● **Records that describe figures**
=======

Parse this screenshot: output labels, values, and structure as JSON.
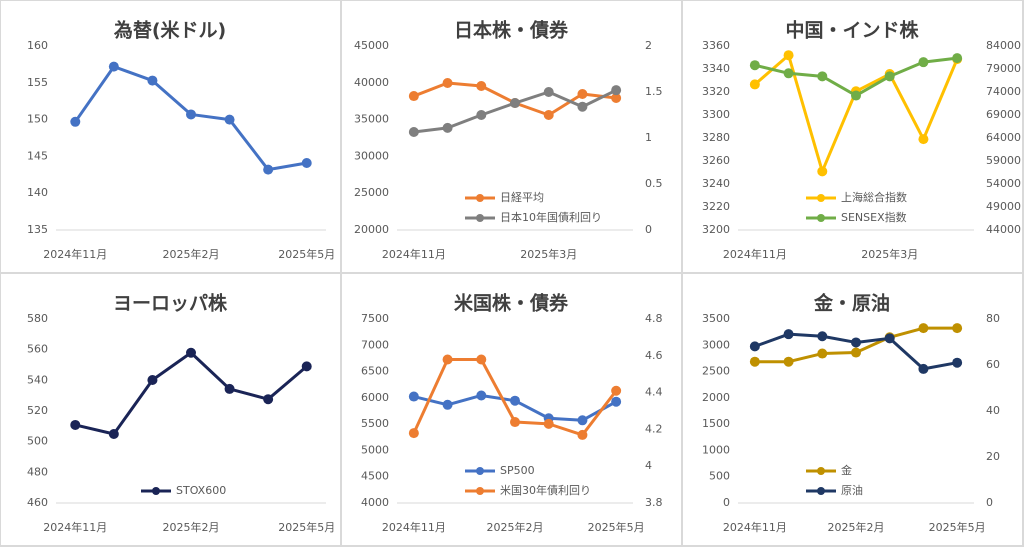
{
  "chart_data": [
    {
      "type": "line",
      "title": "為替(米ドル)",
      "categories": [
        "2024年11月",
        null,
        null,
        "2025年2月",
        null,
        null,
        "2025年5月"
      ],
      "series": [
        {
          "name": null,
          "color": "#4472c4",
          "values": [
            149.7,
            157.2,
            155.3,
            150.7,
            150.0,
            143.2,
            144.1
          ]
        }
      ],
      "ylim": [
        135,
        160
      ],
      "yticks": [
        135,
        140,
        145,
        150,
        155,
        160
      ],
      "grid": false
    },
    {
      "type": "line",
      "title": "日本株・債券",
      "categories": [
        "2024年11月",
        null,
        null,
        null,
        "2025年3月",
        null,
        null
      ],
      "series": [
        {
          "name": "日経平均",
          "color": "#ed7d31",
          "values": [
            38200,
            39970,
            39565,
            37255,
            35625,
            38480,
            37935
          ]
        },
        {
          "name": "日本10年国債利回り",
          "color": "#7f7f7f",
          "axis": "y2",
          "values": [
            1.065,
            1.11,
            1.25,
            1.38,
            1.5,
            1.34,
            1.52
          ]
        }
      ],
      "ylim": [
        20000,
        45000
      ],
      "yticks": [
        20000,
        25000,
        30000,
        35000,
        40000,
        45000
      ],
      "y2lim": [
        0,
        2
      ],
      "y2ticks": [
        0,
        0.5,
        1,
        1.5,
        2
      ],
      "grid": false
    },
    {
      "type": "line",
      "title": "中国・インド株",
      "categories": [
        "2024年11月",
        null,
        null,
        null,
        "2025年3月",
        null,
        null
      ],
      "series": [
        {
          "name": "上海総合指数",
          "color": "#ffc000",
          "values": [
            3326.6,
            3352,
            3251,
            3320.6,
            3335.6,
            3279,
            3348.6
          ]
        },
        {
          "name": "SENSEX指数",
          "color": "#70ad47",
          "axis": "y2",
          "values": [
            79824,
            78066,
            77407,
            73231,
            77407,
            80484,
            81363
          ]
        }
      ],
      "ylim": [
        3200,
        3360
      ],
      "yticks": [
        3200,
        3220,
        3240,
        3260,
        3280,
        3300,
        3320,
        3340,
        3360
      ],
      "y2lim": [
        44000,
        84000
      ],
      "y2ticks": [
        44000,
        49000,
        54000,
        59000,
        64000,
        69000,
        74000,
        79000,
        84000
      ],
      "grid": false
    },
    {
      "type": "line",
      "title": "ヨーロッパ株",
      "categories": [
        "2024年11月",
        null,
        null,
        "2025年2月",
        null,
        null,
        "2025年5月"
      ],
      "series": [
        {
          "name": "STOX600",
          "color": "#1a2456",
          "values": [
            510.9,
            505,
            540.2,
            558,
            534.4,
            527.7,
            549.1
          ]
        }
      ],
      "ylim": [
        460,
        580
      ],
      "yticks": [
        460,
        480,
        500,
        520,
        540,
        560,
        580
      ],
      "grid": false
    },
    {
      "type": "line",
      "title": "米国株・債券",
      "categories": [
        "2024年11月",
        null,
        null,
        "2025年2月",
        null,
        null,
        "2025年5月"
      ],
      "series": [
        {
          "name": "SP500",
          "color": "#4472c4",
          "values": [
            6025,
            5868,
            6045,
            5946,
            5612,
            5573,
            5927
          ]
        },
        {
          "name": "米国30年債利回り",
          "color": "#ed7d31",
          "axis": "y2",
          "values": [
            4.18,
            4.58,
            4.58,
            4.24,
            4.23,
            4.17,
            4.41
          ]
        }
      ],
      "ylim": [
        4000,
        7500
      ],
      "yticks": [
        4000,
        4500,
        5000,
        5500,
        6000,
        6500,
        7000,
        7500
      ],
      "y2lim": [
        3.8,
        4.8
      ],
      "y2ticks": [
        3.8,
        4,
        4.2,
        4.4,
        4.6,
        4.8
      ],
      "grid": false
    },
    {
      "type": "line",
      "title": "金・原油",
      "categories": [
        "2024年11月",
        null,
        null,
        "2025年2月",
        null,
        null,
        "2025年5月"
      ],
      "series": [
        {
          "name": "金",
          "color": "#bf9000",
          "values": [
            2688,
            2688,
            2843,
            2862,
            3152,
            3326,
            3326
          ]
        },
        {
          "name": "原油",
          "color": "#1f3864",
          "axis": "y2",
          "values": [
            68.1,
            73.4,
            72.5,
            69.8,
            71.6,
            58.3,
            61.0
          ]
        }
      ],
      "ylim": [
        0,
        3500
      ],
      "yticks": [
        0,
        500,
        1000,
        1500,
        2000,
        2500,
        3000,
        3500
      ],
      "y2lim": [
        0,
        80
      ],
      "y2ticks": [
        0,
        20,
        40,
        60,
        80
      ],
      "grid": false
    }
  ]
}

=======

● **Task**
Please repeat the entries exactly. Do not include the pictures.

● **Exercise response**
Parse this screenshot: output labels, values, and structure as JSON.
{
  "chart_data": [
    {
      "type": "line",
      "title": "為替(米ドル)",
      "categories": [
        "2024年11月",
        null,
        null,
        "2025年2月",
        null,
        null,
        "2025年5月"
      ],
      "series": [
        {
          "name": null,
          "color": "#4472c4",
          "values": [
            149.7,
            157.2,
            155.3,
            150.7,
            150.0,
            143.2,
            144.1
          ]
        }
      ],
      "ylim": [
        135,
        160
      ],
      "yticks": [
        135,
        140,
        145,
        150,
        155,
        160
      ],
      "grid": false
    },
    {
      "type": "line",
      "title": "日本株・債券",
      "categories": [
        "2024年11月",
        null,
        null,
        null,
        "2025年3月",
        null,
        null
      ],
      "series": [
        {
          "name": "日経平均",
          "color": "#ed7d31",
          "values": [
            38200,
            39970,
            39565,
            37255,
            35625,
            38480,
            37935
          ]
        },
        {
          "name": "日本10年国債利回り",
          "color": "#7f7f7f",
          "axis": "y2",
          "values": [
            1.065,
            1.11,
            1.25,
            1.38,
            1.5,
            1.34,
            1.52
          ]
        }
      ],
      "ylim": [
        20000,
        45000
      ],
      "yticks": [
        20000,
        25000,
        30000,
        35000,
        40000,
        45000
      ],
      "y2lim": [
        0,
        2
      ],
      "y2ticks": [
        0,
        0.5,
        1,
        1.5,
        2
      ],
      "grid": false
    },
    {
      "type": "line",
      "title": "中国・インド株",
      "categories": [
        "2024年11月",
        null,
        null,
        null,
        "2025年3月",
        null,
        null
      ],
      "series": [
        {
          "name": "上海総合指数",
          "color": "#ffc000",
          "values": [
            3326.6,
            3352,
            3251,
            3320.6,
            3335.6,
            3279,
            3348.6
          ]
        },
        {
          "name": "SENSEX指数",
          "color": "#70ad47",
          "axis": "y2",
          "values": [
            79824,
            78066,
            77407,
            73231,
            77407,
            80484,
            81363
          ]
        }
      ],
      "ylim": [
        3200,
        3360
      ],
      "yticks": [
        3200,
        3220,
        3240,
        3260,
        3280,
        3300,
        3320,
        3340,
        3360
      ],
      "y2lim": [
        44000,
        84000
      ],
      "y2ticks": [
        44000,
        49000,
        54000,
        59000,
        64000,
        69000,
        74000,
        79000,
        84000
      ],
      "grid": false
    },
    {
      "type": "line",
      "title": "ヨーロッパ株",
      "categories": [
        "2024年11月",
        null,
        null,
        "2025年2月",
        null,
        null,
        "2025年5月"
      ],
      "series": [
        {
          "name": "STOX600",
          "color": "#1a2456",
          "values": [
            510.9,
            505,
            540.2,
            558,
            534.4,
            527.7,
            549.1
          ]
        }
      ],
      "ylim": [
        460,
        580
      ],
      "yticks": [
        460,
        480,
        500,
        520,
        540,
        560,
        580
      ],
      "grid": false
    },
    {
      "type": "line",
      "title": "米国株・債券",
      "categories": [
        "2024年11月",
        null,
        null,
        "2025年2月",
        null,
        null,
        "2025年5月"
      ],
      "series": [
        {
          "name": "SP500",
          "color": "#4472c4",
          "values": [
            6025,
            5868,
            6045,
            5946,
            5612,
            5573,
            5927
          ]
        },
        {
          "name": "米国30年債利回り",
          "color": "#ed7d31",
          "axis": "y2",
          "values": [
            4.18,
            4.58,
            4.58,
            4.24,
            4.23,
            4.17,
            4.41
          ]
        }
      ],
      "ylim": [
        4000,
        7500
      ],
      "yticks": [
        4000,
        4500,
        5000,
        5500,
        6000,
        6500,
        7000,
        7500
      ],
      "y2lim": [
        3.8,
        4.8
      ],
      "y2ticks": [
        3.8,
        4,
        4.2,
        4.4,
        4.6,
        4.8
      ],
      "grid": false
    },
    {
      "type": "line",
      "title": "金・原油",
      "categories": [
        "2024年11月",
        null,
        null,
        "2025年2月",
        null,
        null,
        "2025年5月"
      ],
      "series": [
        {
          "name": "金",
          "color": "#bf9000",
          "values": [
            2688,
            2688,
            2843,
            2862,
            3152,
            3326,
            3326
          ]
        },
        {
          "name": "原油",
          "color": "#1f3864",
          "axis": "y2",
          "values": [
            68.1,
            73.4,
            72.5,
            69.8,
            71.6,
            58.3,
            61.0
          ]
        }
      ],
      "ylim": [
        0,
        3500
      ],
      "yticks": [
        0,
        500,
        1000,
        1500,
        2000,
        2500,
        3000,
        3500
      ],
      "y2lim": [
        0,
        80
      ],
      "y2ticks": [
        0,
        20,
        40,
        60,
        80
      ],
      "grid": false
    }
  ]
}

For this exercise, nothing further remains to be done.